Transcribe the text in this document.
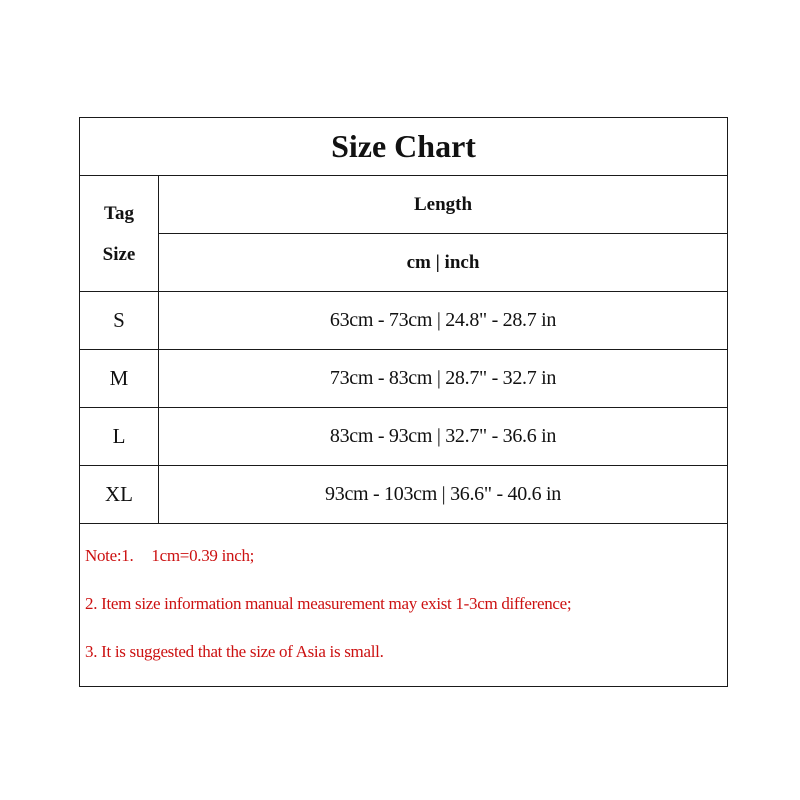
Size Chart	

Tag
Size	Length
	cm | inch
S	63cm - 73cm | 24.8" - 28.7 in
M	73cm - 83cm | 28.7" - 32.7 in
L	83cm - 93cm | 32.7" - 36.6 in
XL	93cm - 103cm | 36.6" - 40.6 in

Note:1. 1cm=0.39 inch;
2. Item size information manual measurement may exist 1-3cm difference;
3. It is suggested that the size of Asia is small.	
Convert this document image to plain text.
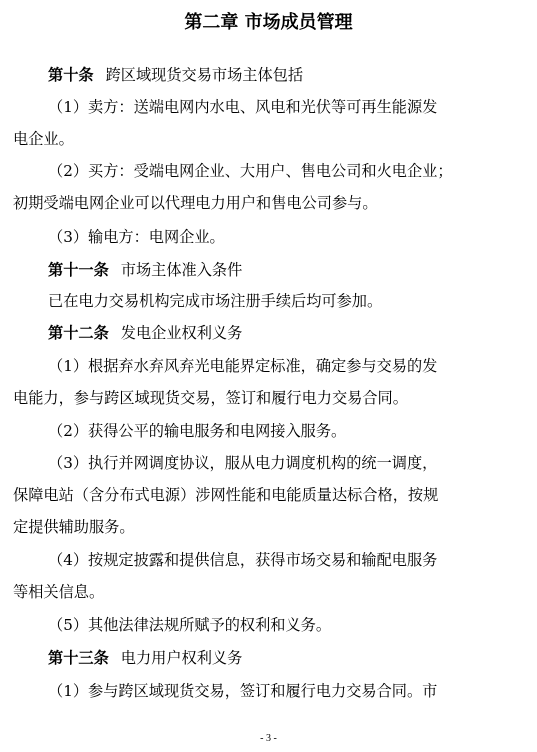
第二章 市场成员管理
第十条 跨区域现货交易市场主体包括
（1）卖方：送端电网内水电、风电和光伏等可再生能源发
电企业。
（2）买方：受端电网企业、大用户、售电公司和火电企业；
初期受端电网企业可以代理电力用户和售电公司参与。
（3）输电方：电网企业。
第十一条 市场主体准入条件
已在电力交易机构完成市场注册手续后均可参加。
第十二条 发电企业权利义务
（1）根据弃水弃风弃光电能界定标准，确定参与交易的发
电能力，参与跨区域现货交易，签订和履行电力交易合同。
（2）获得公平的输电服务和电网接入服务。
（3）执行并网调度协议，服从电力调度机构的统一调度，
保障电站（含分布式电源）涉网性能和电能质量达标合格，按规
定提供辅助服务。
（4）按规定披露和提供信息，获得市场交易和输配电服务
等相关信息。
（5）其他法律法规所赋予的权利和义务。
第十三条 电力用户权利义务
（1）参与跨区域现货交易，签订和履行电力交易合同。市
- 3 -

Task statement> Reproduce each entry verbatim, excluding any embedded images.

Written response>
Transcribe the text in this document.
Size Chart	

Tag
Size	Length
	cm | inch
S	63cm - 73cm | 24.8" - 28.7 in
M	73cm - 83cm | 28.7" - 32.7 in
L	83cm - 93cm | 32.7" - 36.6 in
XL	93cm - 103cm | 36.6" - 40.6 in

Note:1. 1cm=0.39 inch;
2. Item size information manual measurement may exist 1-3cm difference;
3. It is suggested that the size of Asia is small.	
Convert this document image to plain text.
第二章 市场成员管理
第十条 跨区域现货交易市场主体包括
（1）卖方：送端电网内水电、风电和光伏等可再生能源发
电企业。
（2）买方：受端电网企业、大用户、售电公司和火电企业；
初期受端电网企业可以代理电力用户和售电公司参与。
（3）输电方：电网企业。
第十一条 市场主体准入条件
已在电力交易机构完成市场注册手续后均可参加。
第十二条 发电企业权利义务
（1）根据弃水弃风弃光电能界定标准，确定参与交易的发
电能力，参与跨区域现货交易，签订和履行电力交易合同。
（2）获得公平的输电服务和电网接入服务。
（3）执行并网调度协议，服从电力调度机构的统一调度，
保障电站（含分布式电源）涉网性能和电能质量达标合格，按规
定提供辅助服务。
（4）按规定披露和提供信息，获得市场交易和输配电服务
等相关信息。
（5）其他法律法规所赋予的权利和义务。
第十三条 电力用户权利义务
（1）参与跨区域现货交易，签订和履行电力交易合同。市
- 3 -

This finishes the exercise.